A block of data
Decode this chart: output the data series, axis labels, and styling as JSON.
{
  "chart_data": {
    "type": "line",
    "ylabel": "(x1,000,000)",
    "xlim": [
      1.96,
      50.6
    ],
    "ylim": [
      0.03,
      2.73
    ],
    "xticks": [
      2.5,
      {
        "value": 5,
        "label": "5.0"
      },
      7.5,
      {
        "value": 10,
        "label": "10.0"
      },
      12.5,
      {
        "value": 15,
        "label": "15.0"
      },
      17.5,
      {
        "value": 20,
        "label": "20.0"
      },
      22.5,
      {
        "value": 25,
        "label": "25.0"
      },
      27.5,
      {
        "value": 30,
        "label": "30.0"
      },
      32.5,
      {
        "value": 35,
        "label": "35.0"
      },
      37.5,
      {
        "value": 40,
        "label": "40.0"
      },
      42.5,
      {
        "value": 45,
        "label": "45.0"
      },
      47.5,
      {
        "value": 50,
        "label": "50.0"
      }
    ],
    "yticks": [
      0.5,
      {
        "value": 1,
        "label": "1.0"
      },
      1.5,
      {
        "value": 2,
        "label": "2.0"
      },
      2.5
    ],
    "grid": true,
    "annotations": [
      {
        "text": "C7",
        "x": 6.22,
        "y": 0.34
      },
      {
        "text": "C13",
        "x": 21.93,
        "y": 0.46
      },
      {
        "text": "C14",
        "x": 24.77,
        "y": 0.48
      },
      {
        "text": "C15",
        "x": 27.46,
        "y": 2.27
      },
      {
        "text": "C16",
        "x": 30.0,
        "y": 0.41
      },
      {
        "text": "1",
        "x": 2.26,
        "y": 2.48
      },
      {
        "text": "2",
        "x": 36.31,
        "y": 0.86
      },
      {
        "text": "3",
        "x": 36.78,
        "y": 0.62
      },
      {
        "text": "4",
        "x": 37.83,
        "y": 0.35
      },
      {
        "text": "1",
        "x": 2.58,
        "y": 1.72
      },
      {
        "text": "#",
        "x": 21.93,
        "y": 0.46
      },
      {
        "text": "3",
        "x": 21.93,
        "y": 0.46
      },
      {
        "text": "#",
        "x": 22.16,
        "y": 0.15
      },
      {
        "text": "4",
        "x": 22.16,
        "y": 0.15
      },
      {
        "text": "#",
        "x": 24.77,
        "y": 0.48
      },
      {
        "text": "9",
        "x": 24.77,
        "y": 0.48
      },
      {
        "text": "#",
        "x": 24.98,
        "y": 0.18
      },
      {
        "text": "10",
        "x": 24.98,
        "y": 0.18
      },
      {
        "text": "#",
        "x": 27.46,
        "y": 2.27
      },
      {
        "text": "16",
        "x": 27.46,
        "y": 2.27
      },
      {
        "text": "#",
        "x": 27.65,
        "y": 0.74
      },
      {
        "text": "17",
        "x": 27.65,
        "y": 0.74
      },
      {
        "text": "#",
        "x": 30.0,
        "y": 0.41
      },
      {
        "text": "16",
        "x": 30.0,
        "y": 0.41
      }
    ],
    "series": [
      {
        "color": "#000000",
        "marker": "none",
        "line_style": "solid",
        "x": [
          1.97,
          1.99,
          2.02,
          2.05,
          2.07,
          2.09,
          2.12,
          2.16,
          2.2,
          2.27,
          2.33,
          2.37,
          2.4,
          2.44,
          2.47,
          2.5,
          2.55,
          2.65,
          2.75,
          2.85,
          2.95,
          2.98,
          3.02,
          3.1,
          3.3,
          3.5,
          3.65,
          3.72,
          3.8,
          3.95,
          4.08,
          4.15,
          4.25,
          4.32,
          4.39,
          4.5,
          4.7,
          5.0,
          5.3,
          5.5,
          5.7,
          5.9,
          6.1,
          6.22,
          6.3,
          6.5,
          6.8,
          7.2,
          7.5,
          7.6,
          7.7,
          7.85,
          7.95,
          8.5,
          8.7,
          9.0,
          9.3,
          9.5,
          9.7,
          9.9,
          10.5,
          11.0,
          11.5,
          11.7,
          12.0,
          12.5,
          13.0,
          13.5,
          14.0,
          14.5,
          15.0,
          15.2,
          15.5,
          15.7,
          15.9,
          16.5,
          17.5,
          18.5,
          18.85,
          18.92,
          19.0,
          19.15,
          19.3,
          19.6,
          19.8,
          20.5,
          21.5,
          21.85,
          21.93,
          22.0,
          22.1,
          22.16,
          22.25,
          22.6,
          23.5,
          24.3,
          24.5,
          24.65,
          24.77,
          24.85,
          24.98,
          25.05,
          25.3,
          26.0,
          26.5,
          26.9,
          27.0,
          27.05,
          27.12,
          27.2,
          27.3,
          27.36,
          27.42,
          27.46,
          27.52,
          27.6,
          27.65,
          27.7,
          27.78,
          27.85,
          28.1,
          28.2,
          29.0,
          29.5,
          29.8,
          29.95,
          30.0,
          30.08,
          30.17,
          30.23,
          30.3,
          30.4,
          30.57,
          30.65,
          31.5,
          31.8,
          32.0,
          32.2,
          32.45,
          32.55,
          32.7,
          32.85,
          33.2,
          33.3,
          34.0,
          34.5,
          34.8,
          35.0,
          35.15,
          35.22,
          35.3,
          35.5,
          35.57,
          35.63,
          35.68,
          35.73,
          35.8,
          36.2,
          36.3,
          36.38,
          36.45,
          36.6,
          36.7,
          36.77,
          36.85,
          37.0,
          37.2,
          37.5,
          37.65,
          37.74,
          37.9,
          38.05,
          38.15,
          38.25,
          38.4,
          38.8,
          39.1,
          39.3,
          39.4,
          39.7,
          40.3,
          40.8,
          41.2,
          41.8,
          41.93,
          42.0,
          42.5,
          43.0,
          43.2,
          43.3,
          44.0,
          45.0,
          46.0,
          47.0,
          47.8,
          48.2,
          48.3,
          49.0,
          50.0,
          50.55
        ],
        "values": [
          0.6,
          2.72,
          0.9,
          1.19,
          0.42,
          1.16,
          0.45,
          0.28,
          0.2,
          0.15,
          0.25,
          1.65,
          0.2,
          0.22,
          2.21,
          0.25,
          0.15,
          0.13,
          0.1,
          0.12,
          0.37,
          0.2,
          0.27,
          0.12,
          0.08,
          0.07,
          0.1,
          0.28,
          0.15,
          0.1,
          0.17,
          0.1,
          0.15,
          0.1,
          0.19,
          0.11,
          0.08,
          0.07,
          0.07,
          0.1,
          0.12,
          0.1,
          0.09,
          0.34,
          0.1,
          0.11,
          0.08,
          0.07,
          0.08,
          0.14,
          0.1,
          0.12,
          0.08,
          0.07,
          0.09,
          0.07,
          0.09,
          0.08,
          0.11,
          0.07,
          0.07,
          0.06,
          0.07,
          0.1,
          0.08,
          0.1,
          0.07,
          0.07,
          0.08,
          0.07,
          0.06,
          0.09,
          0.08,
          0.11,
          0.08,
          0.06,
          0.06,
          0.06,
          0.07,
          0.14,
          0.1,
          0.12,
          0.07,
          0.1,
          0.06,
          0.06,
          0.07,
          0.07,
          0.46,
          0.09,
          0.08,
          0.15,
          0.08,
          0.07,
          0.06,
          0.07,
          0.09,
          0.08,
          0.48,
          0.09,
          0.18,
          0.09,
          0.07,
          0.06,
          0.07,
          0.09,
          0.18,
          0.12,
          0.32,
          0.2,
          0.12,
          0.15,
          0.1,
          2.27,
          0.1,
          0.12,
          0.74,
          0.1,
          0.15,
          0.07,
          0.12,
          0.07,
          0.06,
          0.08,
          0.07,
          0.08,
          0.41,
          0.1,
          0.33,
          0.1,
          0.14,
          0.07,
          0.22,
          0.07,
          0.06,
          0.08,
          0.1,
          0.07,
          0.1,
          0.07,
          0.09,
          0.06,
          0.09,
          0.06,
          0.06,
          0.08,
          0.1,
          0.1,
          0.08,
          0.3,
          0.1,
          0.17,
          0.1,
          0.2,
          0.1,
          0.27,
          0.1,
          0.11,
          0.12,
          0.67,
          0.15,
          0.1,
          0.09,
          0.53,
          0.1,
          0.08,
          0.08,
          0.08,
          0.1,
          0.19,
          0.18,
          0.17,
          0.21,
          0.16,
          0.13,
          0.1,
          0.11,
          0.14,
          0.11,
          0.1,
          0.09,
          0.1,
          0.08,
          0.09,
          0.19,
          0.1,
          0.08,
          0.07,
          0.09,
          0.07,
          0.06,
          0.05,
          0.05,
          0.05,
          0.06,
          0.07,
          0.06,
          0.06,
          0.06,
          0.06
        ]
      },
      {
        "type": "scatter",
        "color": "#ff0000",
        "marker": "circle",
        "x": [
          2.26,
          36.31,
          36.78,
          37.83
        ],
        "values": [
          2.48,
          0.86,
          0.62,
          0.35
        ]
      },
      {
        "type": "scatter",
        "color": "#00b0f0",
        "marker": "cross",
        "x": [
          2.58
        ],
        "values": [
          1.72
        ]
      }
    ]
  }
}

— Task description —
State the number of lines that contain the string "marker", with no other words.

— Response —
3